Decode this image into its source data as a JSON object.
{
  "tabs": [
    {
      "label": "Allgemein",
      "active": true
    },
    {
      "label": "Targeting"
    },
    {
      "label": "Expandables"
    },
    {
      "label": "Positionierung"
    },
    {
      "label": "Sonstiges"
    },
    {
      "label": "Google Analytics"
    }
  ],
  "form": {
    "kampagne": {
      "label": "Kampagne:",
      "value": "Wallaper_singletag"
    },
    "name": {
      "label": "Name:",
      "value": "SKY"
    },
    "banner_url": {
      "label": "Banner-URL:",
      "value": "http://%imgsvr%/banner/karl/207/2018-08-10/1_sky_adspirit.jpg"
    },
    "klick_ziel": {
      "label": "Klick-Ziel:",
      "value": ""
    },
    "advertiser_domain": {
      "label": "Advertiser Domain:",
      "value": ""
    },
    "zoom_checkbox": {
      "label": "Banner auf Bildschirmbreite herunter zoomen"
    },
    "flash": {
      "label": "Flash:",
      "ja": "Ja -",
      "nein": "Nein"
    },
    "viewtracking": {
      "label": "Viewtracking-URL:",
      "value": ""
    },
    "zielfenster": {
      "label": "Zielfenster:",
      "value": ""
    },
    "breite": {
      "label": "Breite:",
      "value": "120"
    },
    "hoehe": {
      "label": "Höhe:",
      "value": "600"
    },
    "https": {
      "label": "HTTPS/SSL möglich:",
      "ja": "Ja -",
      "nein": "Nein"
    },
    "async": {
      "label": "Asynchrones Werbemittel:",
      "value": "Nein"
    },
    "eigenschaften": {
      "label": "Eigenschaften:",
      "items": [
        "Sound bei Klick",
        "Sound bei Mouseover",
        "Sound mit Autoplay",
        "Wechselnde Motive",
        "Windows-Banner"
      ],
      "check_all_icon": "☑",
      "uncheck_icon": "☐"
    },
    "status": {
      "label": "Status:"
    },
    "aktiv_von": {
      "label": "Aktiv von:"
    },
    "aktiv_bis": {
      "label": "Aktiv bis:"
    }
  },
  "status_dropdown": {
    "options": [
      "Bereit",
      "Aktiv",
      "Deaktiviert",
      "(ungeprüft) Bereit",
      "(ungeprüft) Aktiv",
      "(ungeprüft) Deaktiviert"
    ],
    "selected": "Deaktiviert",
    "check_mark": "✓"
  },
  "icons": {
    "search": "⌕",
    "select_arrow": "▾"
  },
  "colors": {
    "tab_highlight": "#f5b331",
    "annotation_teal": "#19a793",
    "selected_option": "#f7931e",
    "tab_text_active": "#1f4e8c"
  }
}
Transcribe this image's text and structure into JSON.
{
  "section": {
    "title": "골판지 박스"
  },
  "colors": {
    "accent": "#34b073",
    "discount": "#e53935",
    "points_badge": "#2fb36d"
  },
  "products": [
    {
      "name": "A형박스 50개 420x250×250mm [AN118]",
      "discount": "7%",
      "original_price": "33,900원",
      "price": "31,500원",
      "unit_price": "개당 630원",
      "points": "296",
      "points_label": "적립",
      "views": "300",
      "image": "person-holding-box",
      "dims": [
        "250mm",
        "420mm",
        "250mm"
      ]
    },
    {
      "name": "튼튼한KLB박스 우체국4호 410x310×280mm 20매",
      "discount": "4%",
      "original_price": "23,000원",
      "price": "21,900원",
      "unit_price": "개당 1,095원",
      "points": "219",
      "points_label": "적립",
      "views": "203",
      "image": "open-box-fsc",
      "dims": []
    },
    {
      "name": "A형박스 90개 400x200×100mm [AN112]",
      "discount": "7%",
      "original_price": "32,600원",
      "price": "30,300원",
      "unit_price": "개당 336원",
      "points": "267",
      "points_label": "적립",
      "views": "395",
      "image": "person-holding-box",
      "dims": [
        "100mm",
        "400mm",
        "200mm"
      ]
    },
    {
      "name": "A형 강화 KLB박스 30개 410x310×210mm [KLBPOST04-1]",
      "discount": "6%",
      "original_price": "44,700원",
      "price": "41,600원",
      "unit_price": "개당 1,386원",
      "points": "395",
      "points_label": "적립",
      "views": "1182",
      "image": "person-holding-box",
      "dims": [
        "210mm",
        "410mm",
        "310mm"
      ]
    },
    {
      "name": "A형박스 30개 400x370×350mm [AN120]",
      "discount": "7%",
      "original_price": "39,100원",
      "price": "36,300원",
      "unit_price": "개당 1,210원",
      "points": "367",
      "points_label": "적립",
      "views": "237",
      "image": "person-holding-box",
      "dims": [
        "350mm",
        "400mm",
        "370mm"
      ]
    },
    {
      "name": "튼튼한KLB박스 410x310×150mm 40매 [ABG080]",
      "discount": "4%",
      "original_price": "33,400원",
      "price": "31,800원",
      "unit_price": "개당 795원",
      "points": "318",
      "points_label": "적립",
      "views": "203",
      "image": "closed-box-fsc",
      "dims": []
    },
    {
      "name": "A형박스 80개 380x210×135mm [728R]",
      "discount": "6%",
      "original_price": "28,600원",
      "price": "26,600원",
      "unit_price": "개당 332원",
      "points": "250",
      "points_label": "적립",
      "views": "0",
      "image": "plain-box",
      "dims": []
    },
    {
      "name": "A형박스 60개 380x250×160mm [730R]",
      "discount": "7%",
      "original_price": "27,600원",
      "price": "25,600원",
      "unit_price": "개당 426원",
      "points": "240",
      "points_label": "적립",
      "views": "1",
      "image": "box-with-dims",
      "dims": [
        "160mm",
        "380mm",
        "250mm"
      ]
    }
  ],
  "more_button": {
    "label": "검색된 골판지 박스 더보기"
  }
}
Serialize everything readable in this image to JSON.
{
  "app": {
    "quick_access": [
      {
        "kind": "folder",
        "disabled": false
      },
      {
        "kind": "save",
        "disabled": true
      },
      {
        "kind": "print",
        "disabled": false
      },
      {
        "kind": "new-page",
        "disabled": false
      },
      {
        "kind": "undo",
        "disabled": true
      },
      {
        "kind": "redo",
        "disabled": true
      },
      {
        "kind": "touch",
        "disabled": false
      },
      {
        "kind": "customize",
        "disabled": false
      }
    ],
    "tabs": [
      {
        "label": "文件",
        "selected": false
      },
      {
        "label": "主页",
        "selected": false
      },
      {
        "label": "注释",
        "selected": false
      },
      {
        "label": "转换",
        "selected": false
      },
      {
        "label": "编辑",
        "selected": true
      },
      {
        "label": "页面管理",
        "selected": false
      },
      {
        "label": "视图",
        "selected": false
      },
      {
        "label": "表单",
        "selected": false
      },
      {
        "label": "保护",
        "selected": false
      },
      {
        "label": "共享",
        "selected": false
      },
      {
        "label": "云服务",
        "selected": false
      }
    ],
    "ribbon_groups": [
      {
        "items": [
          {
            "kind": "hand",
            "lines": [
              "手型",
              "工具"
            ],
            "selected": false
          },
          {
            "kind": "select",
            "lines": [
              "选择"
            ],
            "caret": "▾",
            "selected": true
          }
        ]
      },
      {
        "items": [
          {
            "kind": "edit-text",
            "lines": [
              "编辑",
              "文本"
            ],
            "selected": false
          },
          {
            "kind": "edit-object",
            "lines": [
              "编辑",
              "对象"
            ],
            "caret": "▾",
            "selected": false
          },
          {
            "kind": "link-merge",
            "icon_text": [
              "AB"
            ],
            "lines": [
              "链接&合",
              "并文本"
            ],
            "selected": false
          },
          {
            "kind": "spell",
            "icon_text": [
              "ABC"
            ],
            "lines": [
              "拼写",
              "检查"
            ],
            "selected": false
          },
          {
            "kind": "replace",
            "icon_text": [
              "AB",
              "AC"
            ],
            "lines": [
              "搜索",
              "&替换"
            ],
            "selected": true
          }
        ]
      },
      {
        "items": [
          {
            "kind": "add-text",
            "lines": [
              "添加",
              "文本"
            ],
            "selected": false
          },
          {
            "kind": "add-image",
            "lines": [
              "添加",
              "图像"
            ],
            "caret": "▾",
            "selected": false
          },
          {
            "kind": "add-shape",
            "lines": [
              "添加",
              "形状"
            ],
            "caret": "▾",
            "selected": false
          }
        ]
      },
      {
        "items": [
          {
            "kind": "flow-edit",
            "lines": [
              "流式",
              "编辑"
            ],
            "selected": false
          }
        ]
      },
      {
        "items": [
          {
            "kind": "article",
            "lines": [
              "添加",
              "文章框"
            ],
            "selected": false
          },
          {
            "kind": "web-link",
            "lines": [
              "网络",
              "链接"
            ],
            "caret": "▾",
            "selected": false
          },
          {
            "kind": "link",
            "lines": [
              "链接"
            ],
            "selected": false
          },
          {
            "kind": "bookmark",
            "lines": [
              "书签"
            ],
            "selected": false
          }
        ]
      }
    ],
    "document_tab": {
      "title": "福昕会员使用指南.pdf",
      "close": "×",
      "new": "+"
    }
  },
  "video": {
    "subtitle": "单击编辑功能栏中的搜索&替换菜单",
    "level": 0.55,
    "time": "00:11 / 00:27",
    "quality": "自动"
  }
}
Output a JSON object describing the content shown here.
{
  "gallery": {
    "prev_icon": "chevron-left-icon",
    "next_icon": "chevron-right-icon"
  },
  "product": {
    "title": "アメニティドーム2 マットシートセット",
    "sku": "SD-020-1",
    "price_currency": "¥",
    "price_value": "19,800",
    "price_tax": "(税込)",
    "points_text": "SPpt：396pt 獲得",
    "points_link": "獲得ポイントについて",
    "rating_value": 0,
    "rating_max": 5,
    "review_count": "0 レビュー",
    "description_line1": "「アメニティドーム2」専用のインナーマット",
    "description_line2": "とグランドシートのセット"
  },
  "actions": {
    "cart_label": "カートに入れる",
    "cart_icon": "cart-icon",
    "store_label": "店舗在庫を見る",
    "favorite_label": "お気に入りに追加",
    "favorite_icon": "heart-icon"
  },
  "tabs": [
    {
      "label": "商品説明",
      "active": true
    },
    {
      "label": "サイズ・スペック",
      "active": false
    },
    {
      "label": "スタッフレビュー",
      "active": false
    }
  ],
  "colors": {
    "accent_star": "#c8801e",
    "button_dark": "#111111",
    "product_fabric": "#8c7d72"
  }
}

━━━━━━━━━━

The request :: Using the listing above, locate the lines that hold "Deaktiviert" and copy each one.

Response for this exercise ::
      "Deaktiviert",
      "(ungeprüft) Deaktiviert"
    "selected": "Deaktiviert",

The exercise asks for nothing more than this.